**Your objective:** Among the entries below, find the lines with "ylabel" and copy them.

**Data excerpts:**
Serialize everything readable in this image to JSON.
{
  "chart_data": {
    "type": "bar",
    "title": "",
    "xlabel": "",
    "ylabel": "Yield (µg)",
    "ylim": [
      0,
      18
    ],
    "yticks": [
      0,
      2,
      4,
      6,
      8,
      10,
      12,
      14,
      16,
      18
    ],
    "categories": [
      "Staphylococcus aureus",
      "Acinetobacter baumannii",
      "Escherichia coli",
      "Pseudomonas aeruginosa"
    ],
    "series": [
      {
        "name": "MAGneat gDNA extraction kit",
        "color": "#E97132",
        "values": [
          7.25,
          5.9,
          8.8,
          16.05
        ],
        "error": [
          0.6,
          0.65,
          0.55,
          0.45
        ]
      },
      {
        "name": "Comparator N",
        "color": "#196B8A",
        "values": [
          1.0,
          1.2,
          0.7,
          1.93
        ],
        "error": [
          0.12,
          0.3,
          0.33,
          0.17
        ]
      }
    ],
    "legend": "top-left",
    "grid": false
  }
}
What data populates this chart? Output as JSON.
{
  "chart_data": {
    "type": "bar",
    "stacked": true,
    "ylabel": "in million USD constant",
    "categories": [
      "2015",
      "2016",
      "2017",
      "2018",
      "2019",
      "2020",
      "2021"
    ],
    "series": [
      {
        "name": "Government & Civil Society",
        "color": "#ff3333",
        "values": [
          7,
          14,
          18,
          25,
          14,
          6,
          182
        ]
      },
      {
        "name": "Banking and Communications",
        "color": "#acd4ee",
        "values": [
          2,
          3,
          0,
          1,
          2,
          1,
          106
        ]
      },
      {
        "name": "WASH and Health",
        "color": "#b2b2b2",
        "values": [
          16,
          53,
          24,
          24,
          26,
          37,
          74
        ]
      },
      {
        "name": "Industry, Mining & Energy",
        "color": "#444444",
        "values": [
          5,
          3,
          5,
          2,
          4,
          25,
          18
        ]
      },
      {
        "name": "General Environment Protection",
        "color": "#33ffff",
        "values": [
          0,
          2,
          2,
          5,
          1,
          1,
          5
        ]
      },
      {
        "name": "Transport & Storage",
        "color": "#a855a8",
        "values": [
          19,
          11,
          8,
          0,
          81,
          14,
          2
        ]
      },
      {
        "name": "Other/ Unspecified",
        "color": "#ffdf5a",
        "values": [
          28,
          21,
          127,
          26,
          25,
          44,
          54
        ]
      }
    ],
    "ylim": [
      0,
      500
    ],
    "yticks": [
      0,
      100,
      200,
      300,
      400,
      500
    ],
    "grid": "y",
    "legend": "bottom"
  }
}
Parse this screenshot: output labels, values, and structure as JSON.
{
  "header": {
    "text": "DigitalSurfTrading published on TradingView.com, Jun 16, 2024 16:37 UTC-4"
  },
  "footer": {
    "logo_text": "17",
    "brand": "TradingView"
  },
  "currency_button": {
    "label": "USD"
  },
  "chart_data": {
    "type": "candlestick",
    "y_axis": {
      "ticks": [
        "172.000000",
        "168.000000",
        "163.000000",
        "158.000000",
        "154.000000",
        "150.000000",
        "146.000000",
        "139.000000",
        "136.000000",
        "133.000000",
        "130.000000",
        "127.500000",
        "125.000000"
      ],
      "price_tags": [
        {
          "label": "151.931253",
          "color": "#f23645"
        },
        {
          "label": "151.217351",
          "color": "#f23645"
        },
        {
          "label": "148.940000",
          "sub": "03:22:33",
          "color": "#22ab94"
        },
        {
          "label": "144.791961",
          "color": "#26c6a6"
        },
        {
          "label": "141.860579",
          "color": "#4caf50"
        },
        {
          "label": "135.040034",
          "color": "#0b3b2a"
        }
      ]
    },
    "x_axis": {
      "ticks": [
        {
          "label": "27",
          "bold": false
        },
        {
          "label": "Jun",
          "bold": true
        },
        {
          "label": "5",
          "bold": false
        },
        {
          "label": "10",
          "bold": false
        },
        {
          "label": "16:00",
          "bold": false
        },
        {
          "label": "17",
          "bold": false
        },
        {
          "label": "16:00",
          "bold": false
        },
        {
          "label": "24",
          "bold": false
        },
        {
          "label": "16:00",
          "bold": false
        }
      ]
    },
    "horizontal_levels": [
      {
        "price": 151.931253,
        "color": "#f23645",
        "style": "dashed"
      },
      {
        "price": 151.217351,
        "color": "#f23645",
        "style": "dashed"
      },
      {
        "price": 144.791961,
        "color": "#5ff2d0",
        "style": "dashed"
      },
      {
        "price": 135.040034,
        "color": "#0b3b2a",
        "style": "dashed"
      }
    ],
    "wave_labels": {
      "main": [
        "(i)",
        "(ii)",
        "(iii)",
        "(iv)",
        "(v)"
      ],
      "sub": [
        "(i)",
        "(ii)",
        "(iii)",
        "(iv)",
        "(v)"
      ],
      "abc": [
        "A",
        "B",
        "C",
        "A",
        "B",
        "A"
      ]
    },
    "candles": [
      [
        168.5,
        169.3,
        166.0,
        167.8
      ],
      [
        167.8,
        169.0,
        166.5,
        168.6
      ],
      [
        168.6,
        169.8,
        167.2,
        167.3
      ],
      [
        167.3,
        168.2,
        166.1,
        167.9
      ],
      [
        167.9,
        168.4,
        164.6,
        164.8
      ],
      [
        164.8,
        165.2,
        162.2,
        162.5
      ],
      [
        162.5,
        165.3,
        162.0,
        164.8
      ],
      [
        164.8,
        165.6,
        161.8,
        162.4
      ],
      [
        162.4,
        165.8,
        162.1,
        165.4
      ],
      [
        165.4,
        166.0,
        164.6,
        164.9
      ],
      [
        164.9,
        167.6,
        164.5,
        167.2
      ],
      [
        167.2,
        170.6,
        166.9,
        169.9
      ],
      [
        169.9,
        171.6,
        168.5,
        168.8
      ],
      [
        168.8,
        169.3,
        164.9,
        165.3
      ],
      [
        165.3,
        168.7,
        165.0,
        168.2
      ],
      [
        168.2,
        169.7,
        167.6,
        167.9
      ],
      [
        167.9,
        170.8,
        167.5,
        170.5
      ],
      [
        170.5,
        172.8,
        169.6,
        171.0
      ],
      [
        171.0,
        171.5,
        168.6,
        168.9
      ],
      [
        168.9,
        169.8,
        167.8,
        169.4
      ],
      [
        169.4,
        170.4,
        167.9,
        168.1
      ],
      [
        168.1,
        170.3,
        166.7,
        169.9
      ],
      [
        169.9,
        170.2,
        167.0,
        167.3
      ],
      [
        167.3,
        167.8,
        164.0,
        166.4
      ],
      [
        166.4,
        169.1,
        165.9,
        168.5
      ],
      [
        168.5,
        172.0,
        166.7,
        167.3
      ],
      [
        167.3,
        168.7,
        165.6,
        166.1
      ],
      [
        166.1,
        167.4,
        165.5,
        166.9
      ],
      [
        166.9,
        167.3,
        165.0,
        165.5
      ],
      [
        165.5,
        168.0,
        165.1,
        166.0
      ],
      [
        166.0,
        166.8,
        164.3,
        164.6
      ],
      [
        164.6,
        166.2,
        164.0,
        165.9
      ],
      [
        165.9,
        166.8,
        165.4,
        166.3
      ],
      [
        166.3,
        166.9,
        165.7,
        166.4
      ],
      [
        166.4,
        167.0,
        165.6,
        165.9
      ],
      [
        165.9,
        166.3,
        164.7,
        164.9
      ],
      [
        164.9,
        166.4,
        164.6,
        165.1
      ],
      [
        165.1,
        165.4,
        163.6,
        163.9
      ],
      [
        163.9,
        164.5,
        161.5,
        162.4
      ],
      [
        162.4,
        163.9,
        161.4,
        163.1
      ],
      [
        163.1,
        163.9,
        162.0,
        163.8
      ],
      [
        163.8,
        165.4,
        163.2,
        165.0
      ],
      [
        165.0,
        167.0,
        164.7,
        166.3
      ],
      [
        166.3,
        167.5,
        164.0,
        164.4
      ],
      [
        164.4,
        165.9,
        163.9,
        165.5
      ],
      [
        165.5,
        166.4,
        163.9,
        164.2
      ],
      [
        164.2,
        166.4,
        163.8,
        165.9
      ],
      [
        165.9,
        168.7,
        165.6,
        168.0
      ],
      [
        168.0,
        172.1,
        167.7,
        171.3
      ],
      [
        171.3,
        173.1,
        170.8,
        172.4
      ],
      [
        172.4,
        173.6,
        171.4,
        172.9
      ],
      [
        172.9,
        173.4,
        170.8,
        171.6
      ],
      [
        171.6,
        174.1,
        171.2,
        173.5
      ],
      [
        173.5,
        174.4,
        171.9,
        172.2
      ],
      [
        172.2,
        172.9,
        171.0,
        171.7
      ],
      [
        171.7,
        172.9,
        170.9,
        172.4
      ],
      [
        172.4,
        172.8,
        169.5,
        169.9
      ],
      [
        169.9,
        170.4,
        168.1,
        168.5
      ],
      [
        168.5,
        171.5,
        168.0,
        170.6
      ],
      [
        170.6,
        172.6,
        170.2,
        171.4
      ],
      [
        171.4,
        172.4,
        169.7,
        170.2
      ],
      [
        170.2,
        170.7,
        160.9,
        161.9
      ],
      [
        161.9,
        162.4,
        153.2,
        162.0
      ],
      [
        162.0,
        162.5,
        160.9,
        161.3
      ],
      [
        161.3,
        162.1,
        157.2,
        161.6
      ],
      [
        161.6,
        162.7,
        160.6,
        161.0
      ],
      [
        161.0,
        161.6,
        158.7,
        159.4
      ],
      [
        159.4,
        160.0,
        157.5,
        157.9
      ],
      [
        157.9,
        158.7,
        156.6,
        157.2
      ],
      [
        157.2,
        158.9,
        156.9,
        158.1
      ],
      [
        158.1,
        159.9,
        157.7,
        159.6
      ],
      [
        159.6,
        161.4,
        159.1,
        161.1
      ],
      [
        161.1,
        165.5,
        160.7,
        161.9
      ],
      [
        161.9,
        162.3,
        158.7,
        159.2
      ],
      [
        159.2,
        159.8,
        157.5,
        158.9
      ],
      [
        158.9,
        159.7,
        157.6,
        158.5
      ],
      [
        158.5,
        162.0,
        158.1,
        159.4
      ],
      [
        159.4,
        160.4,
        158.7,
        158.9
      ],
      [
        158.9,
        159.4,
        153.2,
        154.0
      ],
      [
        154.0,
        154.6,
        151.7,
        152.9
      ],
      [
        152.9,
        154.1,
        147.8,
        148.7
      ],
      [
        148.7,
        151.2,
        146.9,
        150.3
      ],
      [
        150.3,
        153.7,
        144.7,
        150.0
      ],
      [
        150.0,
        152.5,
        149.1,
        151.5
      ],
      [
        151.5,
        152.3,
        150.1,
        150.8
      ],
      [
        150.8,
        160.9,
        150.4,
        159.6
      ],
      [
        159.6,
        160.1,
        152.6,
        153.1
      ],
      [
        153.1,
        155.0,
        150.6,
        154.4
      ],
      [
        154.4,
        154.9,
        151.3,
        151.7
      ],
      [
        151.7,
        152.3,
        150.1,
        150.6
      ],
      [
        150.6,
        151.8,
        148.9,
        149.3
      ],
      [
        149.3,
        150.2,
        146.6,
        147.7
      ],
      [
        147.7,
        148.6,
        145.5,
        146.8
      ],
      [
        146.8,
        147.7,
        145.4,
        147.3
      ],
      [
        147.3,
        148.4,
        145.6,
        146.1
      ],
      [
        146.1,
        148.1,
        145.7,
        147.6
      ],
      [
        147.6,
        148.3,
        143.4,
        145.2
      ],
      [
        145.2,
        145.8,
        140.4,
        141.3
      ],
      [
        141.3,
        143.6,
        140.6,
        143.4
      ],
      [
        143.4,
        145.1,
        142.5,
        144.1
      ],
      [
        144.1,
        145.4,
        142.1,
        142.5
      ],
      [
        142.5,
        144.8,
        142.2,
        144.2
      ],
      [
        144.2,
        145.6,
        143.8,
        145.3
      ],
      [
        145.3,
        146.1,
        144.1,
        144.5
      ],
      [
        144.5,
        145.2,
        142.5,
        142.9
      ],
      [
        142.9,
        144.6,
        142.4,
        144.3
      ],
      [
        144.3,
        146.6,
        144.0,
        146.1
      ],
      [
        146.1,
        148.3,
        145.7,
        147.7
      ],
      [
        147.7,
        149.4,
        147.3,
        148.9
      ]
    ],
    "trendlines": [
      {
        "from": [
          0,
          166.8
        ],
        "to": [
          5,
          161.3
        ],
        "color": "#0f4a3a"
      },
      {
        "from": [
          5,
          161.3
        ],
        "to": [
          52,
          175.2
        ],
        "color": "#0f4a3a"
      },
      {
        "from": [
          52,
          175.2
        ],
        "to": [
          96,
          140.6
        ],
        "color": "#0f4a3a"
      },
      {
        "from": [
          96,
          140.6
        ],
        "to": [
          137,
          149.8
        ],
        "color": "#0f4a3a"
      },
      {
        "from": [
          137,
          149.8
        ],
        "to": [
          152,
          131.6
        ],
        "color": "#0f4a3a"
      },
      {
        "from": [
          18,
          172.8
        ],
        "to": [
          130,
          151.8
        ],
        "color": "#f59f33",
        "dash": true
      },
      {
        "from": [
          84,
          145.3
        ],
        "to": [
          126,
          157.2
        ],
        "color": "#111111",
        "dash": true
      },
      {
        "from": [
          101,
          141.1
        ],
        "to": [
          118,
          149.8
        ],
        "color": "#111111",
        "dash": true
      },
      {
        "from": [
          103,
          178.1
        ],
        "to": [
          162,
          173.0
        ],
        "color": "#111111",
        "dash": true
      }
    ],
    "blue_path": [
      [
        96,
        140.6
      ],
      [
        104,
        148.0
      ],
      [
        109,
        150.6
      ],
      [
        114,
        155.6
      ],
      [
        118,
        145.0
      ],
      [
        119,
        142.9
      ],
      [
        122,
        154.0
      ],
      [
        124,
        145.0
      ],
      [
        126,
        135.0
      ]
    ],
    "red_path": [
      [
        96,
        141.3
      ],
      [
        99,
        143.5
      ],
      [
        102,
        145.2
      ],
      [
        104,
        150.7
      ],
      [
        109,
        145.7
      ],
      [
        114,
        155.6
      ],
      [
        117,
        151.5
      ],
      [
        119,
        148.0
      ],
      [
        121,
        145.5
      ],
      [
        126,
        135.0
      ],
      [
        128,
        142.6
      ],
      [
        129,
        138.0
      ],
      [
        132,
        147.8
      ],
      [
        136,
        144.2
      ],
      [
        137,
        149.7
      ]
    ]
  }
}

**Worked solution:**
    "ylabel": "Yield (µg)",
    "ylabel": "in million USD constant",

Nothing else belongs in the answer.